Listing:
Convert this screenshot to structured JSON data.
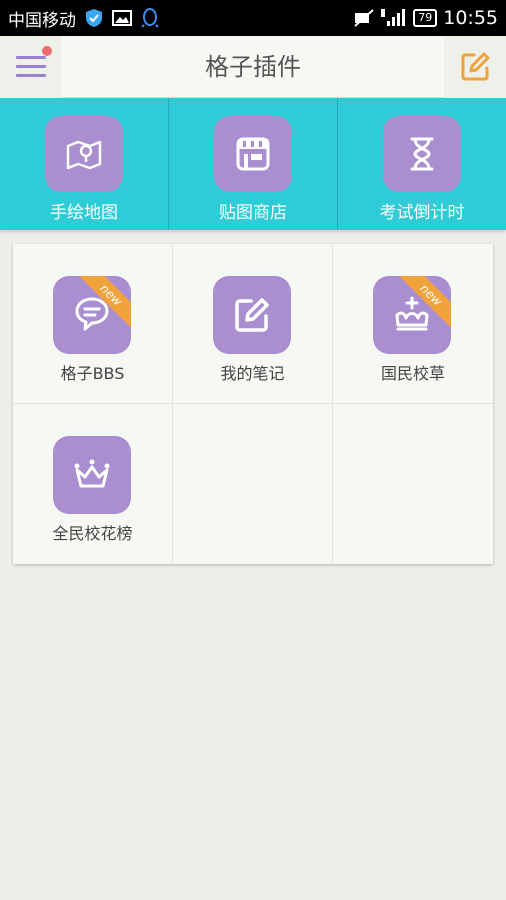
{
  "status_bar": {
    "carrier": "中国移动",
    "battery": "79",
    "time": "10:55"
  },
  "header": {
    "title": "格子插件"
  },
  "tools": [
    {
      "label": "手绘地图",
      "icon": "map-icon"
    },
    {
      "label": "贴图商店",
      "icon": "store-icon"
    },
    {
      "label": "考试倒计时",
      "icon": "hourglass-icon"
    }
  ],
  "grid": [
    {
      "label": "格子BBS",
      "icon": "chat-bubbles-icon",
      "badge": "new"
    },
    {
      "label": "我的笔记",
      "icon": "note-edit-icon",
      "badge": ""
    },
    {
      "label": "国民校草",
      "icon": "royal-crown-icon",
      "badge": "new"
    },
    {
      "label": "全民校花榜",
      "icon": "crown-icon",
      "badge": ""
    }
  ],
  "colors": {
    "accent_cyan": "#2fcbd6",
    "icon_purple": "#a98fcf",
    "badge_orange": "#f0a23b",
    "edit_orange": "#f0a23b",
    "menu_purple": "#9b7fd0",
    "notification_red": "#ef6b72"
  }
}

What you need to do:
Without the pictures, return the entries exactly as they appear.

Worked answer:
Convert this screenshot to structured JSON data.
{
  "status_bar": {
    "carrier": "中国移动",
    "battery": "79",
    "time": "10:55"
  },
  "header": {
    "title": "格子插件"
  },
  "tools": [
    {
      "label": "手绘地图",
      "icon": "map-icon"
    },
    {
      "label": "贴图商店",
      "icon": "store-icon"
    },
    {
      "label": "考试倒计时",
      "icon": "hourglass-icon"
    }
  ],
  "grid": [
    {
      "label": "格子BBS",
      "icon": "chat-bubbles-icon",
      "badge": "new"
    },
    {
      "label": "我的笔记",
      "icon": "note-edit-icon",
      "badge": ""
    },
    {
      "label": "国民校草",
      "icon": "royal-crown-icon",
      "badge": "new"
    },
    {
      "label": "全民校花榜",
      "icon": "crown-icon",
      "badge": ""
    }
  ],
  "colors": {
    "accent_cyan": "#2fcbd6",
    "icon_purple": "#a98fcf",
    "badge_orange": "#f0a23b",
    "edit_orange": "#f0a23b",
    "menu_purple": "#9b7fd0",
    "notification_red": "#ef6b72"
  }
}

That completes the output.